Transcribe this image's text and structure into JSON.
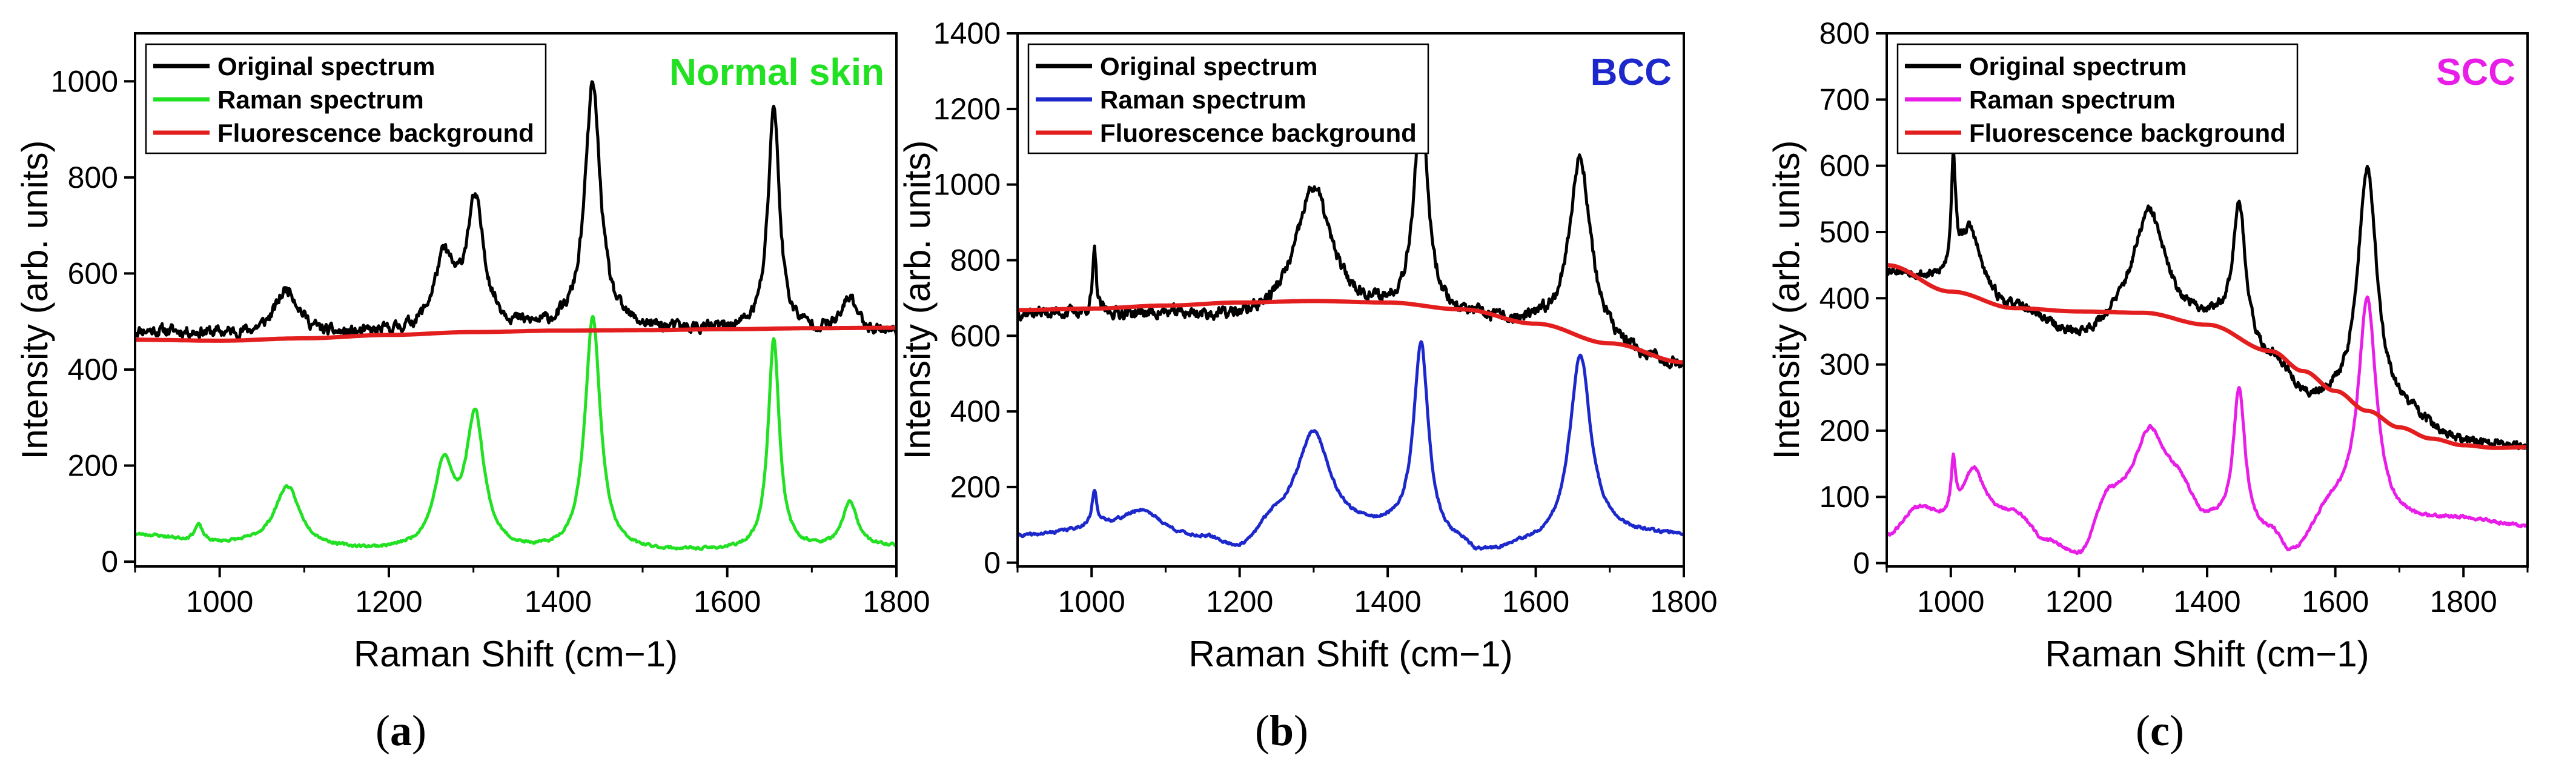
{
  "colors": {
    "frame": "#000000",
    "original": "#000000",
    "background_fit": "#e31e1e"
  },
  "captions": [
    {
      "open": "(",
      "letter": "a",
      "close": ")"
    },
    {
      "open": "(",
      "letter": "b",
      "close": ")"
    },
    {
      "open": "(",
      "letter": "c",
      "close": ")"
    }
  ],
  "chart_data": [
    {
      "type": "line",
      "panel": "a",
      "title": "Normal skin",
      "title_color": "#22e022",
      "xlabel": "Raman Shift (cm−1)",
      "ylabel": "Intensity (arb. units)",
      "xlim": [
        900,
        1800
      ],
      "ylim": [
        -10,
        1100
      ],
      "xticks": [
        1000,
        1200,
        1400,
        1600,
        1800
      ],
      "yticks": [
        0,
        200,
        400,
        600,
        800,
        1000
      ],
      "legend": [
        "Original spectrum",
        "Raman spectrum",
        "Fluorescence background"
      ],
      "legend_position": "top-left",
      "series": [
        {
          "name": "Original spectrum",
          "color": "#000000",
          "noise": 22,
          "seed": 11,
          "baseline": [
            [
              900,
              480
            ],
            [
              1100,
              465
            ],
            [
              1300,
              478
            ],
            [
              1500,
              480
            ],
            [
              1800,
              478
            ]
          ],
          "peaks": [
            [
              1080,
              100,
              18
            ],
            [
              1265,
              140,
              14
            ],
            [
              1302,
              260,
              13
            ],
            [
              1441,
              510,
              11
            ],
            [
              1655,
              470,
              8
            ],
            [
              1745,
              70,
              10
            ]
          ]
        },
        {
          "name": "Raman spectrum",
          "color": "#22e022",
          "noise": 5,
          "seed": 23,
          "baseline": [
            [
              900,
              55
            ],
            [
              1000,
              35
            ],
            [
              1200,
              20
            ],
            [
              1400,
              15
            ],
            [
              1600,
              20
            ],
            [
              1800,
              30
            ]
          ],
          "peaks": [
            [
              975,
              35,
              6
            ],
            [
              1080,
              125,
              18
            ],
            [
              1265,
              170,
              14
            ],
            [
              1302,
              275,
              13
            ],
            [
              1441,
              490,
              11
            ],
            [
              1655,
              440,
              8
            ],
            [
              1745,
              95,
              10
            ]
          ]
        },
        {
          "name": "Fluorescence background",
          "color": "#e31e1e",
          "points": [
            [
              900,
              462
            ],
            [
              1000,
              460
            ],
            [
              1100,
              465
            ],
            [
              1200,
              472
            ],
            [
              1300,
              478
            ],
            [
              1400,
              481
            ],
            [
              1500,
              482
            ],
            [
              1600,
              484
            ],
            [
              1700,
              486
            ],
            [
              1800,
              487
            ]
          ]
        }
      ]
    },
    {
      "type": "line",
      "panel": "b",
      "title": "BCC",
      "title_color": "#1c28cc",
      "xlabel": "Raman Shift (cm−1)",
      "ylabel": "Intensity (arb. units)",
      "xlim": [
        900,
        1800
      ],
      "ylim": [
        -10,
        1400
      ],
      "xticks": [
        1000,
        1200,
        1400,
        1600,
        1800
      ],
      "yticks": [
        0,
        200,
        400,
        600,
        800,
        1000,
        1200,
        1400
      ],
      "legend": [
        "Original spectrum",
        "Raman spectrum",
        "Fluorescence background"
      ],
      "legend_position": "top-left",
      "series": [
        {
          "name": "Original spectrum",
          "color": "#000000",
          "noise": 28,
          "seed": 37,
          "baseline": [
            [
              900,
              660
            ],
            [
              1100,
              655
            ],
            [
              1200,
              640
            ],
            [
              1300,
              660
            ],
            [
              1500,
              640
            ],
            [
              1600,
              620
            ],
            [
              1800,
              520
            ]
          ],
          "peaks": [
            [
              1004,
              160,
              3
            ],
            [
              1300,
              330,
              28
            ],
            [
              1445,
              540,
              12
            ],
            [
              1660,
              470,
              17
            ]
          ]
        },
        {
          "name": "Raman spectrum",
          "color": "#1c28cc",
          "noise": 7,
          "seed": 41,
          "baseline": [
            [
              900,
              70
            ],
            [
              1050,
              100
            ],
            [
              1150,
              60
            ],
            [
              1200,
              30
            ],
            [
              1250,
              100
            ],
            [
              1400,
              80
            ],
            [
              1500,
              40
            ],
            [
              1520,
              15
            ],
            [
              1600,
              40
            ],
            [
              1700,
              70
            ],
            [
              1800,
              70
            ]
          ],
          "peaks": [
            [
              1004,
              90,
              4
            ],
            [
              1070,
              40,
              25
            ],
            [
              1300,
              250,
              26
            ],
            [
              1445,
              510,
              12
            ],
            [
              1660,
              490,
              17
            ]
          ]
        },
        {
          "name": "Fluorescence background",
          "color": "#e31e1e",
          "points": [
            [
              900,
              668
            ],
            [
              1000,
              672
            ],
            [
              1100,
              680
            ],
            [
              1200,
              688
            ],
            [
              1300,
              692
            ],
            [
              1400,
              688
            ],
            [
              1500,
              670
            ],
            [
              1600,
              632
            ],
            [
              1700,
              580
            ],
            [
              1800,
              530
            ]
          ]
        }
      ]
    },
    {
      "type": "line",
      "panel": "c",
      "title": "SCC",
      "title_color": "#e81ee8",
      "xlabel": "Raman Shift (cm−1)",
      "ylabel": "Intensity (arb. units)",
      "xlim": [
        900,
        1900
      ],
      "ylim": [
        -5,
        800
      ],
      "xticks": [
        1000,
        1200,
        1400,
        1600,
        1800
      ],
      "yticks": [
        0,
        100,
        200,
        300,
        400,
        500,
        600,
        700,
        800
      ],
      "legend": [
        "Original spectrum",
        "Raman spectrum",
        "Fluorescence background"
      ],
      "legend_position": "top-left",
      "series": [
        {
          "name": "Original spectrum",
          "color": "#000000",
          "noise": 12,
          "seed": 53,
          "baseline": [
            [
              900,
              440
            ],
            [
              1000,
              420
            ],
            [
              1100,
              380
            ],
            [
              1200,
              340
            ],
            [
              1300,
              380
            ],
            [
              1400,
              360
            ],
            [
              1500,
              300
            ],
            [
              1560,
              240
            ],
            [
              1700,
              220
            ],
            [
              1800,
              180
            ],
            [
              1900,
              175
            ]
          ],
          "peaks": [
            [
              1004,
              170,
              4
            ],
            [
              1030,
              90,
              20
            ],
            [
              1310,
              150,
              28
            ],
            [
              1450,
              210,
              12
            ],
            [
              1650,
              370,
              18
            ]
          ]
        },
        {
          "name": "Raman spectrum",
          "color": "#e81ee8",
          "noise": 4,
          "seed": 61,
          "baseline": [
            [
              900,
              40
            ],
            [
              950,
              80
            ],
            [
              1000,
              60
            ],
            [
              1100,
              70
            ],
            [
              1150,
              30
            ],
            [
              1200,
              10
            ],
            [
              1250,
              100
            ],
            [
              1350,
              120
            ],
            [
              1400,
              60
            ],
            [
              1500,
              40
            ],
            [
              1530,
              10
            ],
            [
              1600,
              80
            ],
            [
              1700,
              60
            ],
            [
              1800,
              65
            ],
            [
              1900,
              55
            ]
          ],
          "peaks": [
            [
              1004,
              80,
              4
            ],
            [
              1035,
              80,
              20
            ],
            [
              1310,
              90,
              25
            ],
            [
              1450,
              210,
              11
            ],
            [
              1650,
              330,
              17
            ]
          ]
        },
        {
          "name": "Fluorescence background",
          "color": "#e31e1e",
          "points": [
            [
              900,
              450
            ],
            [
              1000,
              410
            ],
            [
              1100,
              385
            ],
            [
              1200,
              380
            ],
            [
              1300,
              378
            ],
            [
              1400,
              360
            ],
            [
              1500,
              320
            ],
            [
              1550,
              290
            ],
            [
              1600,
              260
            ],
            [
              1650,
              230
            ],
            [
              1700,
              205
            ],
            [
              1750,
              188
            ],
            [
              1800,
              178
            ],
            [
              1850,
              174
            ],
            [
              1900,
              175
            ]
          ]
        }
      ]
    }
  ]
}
====
Identify each line in the records above containing the word "noise"; copy those lines.

■ Expected output:
          "noise": 22,
          "noise": 5,
          "noise": 28,
          "noise": 7,
          "noise": 12,
          "noise": 4,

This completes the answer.